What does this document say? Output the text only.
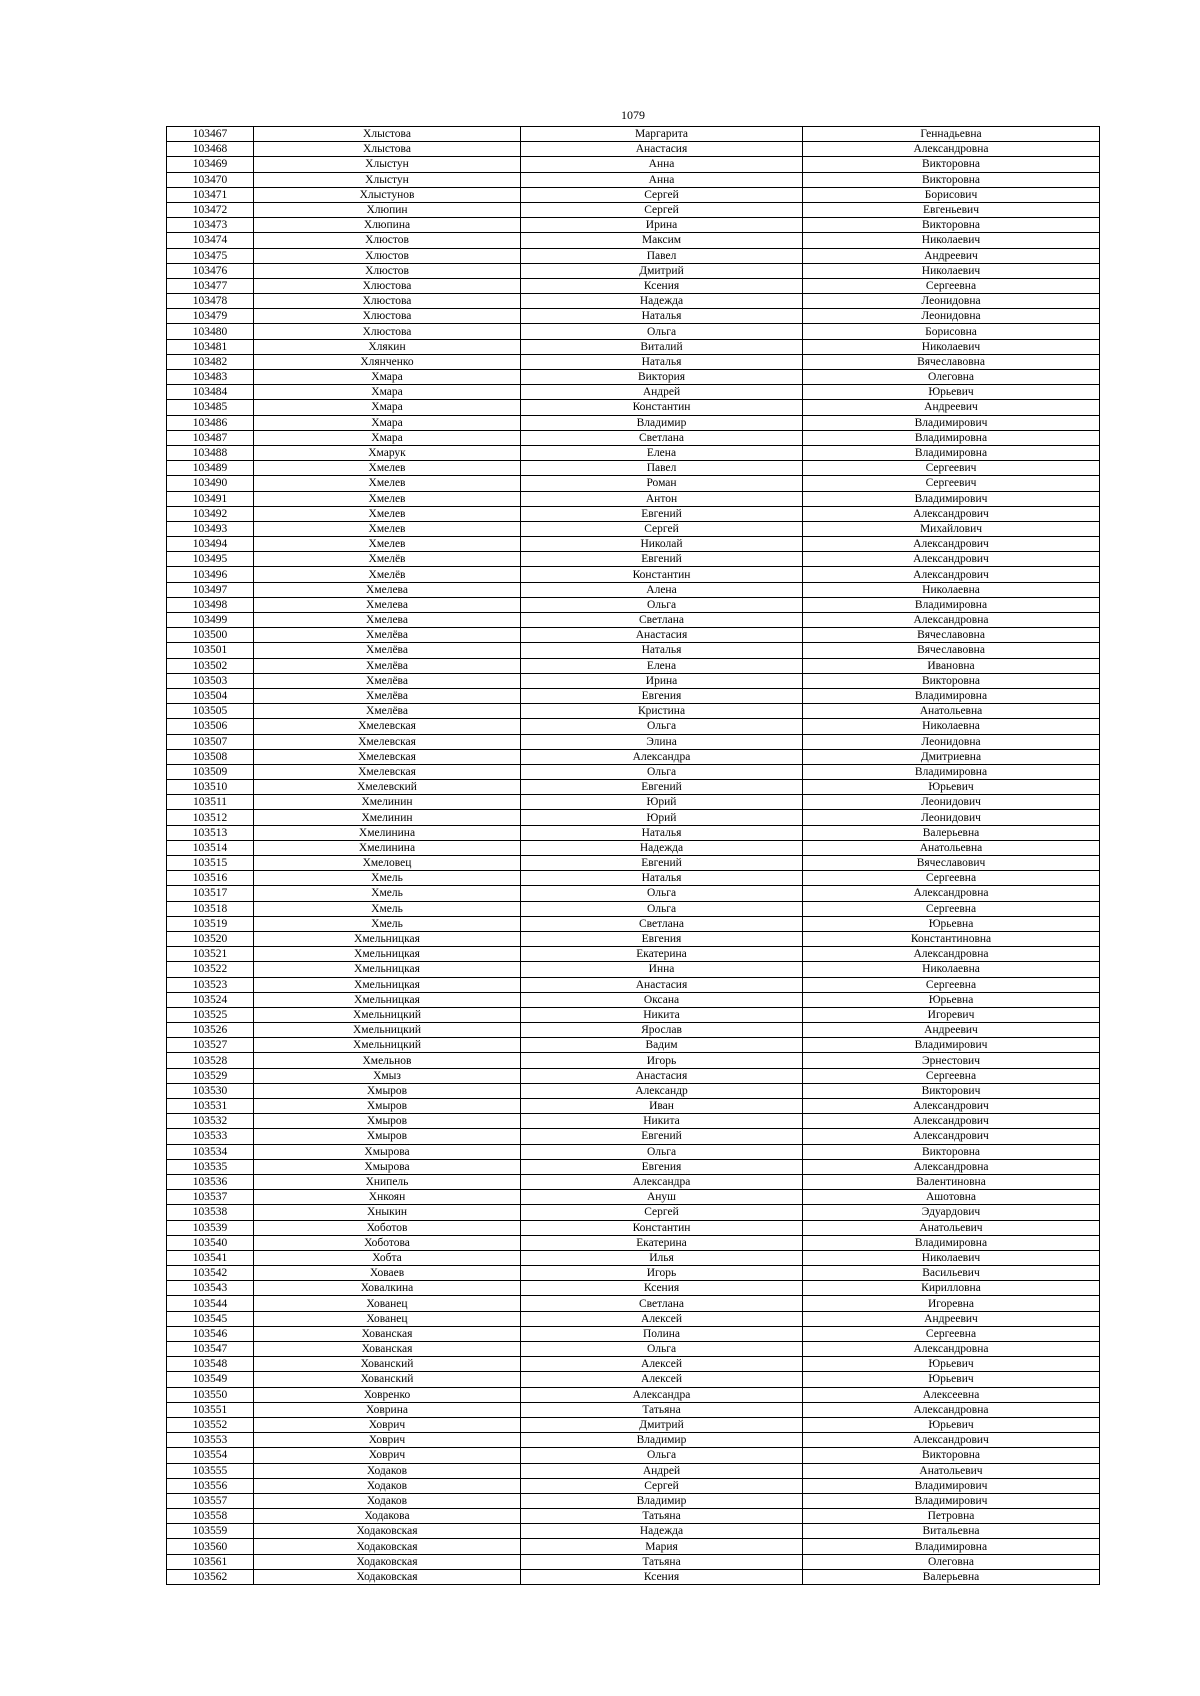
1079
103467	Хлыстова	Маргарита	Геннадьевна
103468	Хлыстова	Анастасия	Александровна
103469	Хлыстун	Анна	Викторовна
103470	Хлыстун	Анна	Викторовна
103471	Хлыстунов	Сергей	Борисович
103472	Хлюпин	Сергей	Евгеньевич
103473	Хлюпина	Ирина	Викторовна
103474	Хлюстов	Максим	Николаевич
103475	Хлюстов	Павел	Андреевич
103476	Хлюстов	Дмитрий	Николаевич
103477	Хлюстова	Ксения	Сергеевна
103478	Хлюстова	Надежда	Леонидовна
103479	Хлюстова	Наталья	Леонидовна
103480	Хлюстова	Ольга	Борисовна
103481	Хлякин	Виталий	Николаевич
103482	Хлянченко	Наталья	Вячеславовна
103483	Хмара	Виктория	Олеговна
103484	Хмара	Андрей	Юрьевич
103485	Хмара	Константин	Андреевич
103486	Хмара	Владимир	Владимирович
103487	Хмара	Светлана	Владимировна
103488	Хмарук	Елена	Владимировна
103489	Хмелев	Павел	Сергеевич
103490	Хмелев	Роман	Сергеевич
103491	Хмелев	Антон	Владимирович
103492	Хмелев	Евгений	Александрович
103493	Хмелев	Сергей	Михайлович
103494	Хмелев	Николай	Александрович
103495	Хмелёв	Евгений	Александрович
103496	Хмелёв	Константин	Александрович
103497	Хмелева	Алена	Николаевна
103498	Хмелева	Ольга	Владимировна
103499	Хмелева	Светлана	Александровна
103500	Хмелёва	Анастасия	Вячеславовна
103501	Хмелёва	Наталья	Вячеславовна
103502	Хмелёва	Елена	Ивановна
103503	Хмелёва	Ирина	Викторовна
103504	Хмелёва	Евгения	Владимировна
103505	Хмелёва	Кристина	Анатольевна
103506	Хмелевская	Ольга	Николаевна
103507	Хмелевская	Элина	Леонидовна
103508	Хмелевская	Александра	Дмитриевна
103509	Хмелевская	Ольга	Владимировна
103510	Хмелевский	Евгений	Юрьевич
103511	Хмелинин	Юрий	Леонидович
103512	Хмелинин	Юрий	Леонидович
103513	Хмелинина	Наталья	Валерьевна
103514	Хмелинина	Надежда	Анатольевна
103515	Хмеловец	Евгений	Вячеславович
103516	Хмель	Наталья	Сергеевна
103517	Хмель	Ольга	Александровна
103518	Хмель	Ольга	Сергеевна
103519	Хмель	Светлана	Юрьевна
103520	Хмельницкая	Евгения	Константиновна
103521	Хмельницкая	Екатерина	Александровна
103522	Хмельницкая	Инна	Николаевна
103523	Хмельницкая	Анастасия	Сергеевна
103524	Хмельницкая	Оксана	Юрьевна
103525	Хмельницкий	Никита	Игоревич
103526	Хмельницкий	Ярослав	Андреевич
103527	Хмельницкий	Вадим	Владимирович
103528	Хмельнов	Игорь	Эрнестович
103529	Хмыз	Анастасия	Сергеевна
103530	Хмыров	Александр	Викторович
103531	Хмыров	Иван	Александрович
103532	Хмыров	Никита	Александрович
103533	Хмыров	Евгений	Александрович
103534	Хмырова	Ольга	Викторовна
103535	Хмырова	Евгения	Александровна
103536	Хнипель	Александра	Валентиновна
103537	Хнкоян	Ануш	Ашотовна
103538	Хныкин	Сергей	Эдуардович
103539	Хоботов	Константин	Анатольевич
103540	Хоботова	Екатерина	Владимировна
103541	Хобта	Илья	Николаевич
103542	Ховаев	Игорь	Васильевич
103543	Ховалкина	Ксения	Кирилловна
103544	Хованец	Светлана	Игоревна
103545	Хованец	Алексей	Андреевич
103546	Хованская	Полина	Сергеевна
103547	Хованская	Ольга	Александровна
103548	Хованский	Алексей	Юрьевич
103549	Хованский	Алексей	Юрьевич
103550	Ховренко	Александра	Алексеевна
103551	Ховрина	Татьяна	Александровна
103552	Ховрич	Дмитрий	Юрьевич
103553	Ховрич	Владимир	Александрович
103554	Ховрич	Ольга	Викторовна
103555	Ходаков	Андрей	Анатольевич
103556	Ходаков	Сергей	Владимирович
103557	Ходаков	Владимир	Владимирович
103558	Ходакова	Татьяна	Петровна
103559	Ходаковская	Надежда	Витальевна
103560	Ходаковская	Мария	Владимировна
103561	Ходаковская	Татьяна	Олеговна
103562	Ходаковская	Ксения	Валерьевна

---

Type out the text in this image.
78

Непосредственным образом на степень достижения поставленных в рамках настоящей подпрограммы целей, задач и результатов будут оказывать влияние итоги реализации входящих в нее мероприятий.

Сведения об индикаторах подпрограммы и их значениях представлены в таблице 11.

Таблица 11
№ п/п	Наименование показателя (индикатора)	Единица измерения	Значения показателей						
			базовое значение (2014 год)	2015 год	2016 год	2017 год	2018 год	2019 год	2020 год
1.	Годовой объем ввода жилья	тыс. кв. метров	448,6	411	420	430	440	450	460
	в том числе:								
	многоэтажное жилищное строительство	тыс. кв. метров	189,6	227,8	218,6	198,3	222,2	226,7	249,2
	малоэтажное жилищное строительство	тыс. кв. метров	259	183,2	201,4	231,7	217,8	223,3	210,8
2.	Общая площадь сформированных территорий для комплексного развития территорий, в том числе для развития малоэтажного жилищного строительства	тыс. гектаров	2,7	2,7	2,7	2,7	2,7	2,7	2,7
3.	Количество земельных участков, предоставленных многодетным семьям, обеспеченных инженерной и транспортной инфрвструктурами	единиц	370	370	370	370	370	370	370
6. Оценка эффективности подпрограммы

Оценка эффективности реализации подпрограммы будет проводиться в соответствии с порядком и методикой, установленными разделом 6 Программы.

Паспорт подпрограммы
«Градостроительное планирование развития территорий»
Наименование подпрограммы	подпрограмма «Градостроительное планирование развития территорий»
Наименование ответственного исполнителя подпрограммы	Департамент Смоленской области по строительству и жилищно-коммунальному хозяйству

---

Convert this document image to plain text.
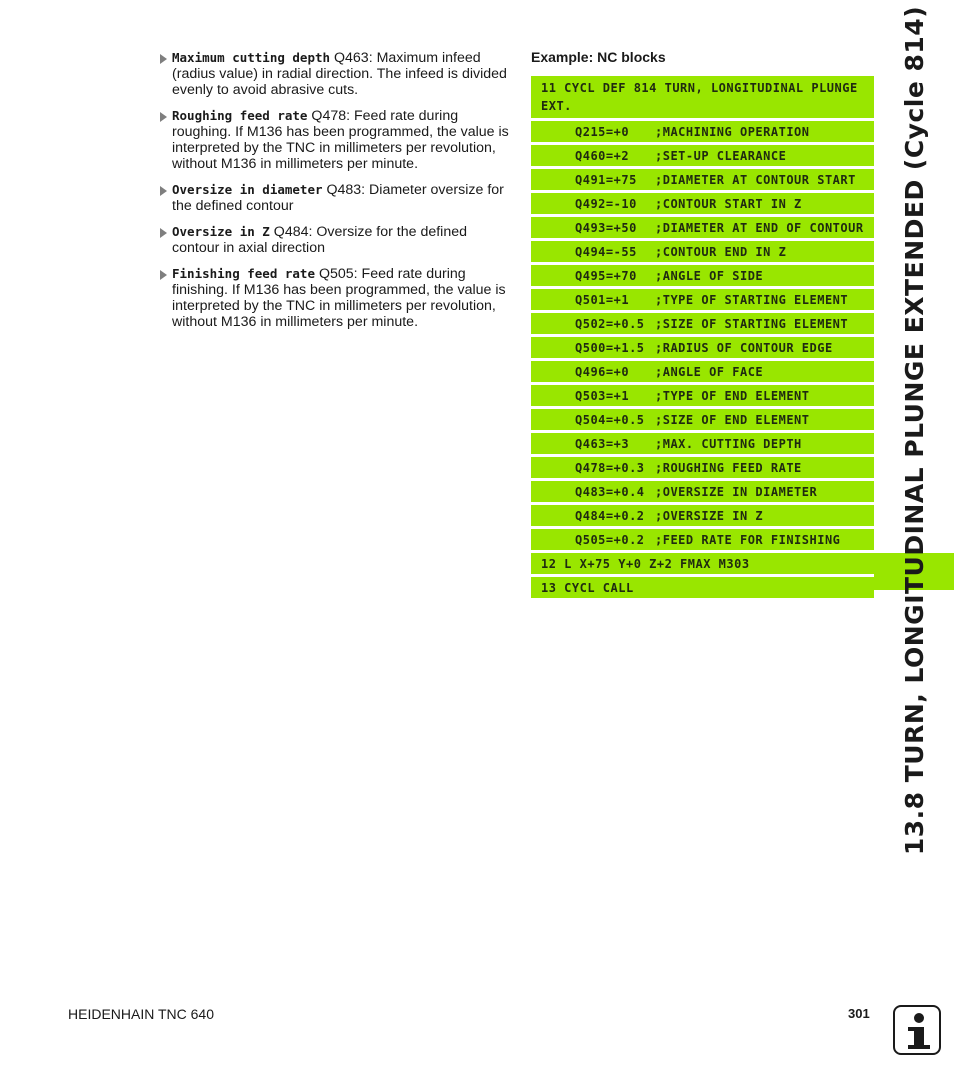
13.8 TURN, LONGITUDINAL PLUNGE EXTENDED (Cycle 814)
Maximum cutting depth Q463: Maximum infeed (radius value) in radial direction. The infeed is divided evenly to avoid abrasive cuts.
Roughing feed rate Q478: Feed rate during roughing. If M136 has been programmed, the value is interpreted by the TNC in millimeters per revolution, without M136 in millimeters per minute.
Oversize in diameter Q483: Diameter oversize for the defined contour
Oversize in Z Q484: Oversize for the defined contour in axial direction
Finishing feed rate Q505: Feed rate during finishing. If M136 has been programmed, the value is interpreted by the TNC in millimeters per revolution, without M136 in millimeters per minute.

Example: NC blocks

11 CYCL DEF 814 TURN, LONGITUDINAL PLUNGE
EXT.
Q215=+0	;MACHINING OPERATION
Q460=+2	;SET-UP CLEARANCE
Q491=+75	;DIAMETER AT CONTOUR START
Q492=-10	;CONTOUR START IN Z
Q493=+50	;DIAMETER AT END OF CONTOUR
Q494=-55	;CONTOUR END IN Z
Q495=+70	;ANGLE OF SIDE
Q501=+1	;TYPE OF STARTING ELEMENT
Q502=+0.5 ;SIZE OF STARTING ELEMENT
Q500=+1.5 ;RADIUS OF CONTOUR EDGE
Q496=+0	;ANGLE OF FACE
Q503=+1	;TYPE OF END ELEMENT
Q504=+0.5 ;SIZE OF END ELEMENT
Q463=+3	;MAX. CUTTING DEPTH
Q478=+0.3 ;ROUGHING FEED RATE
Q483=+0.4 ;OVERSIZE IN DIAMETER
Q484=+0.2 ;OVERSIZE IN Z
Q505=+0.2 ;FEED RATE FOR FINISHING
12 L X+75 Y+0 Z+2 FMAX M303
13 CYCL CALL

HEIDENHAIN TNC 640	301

---

INSTRUCTIONS TO FOLLOW - In the material above, find the lines that contain "image" and show them.

ANSWER TO THIS PROBLEM -
Type out the text in this image.
Convert this document image to plain text.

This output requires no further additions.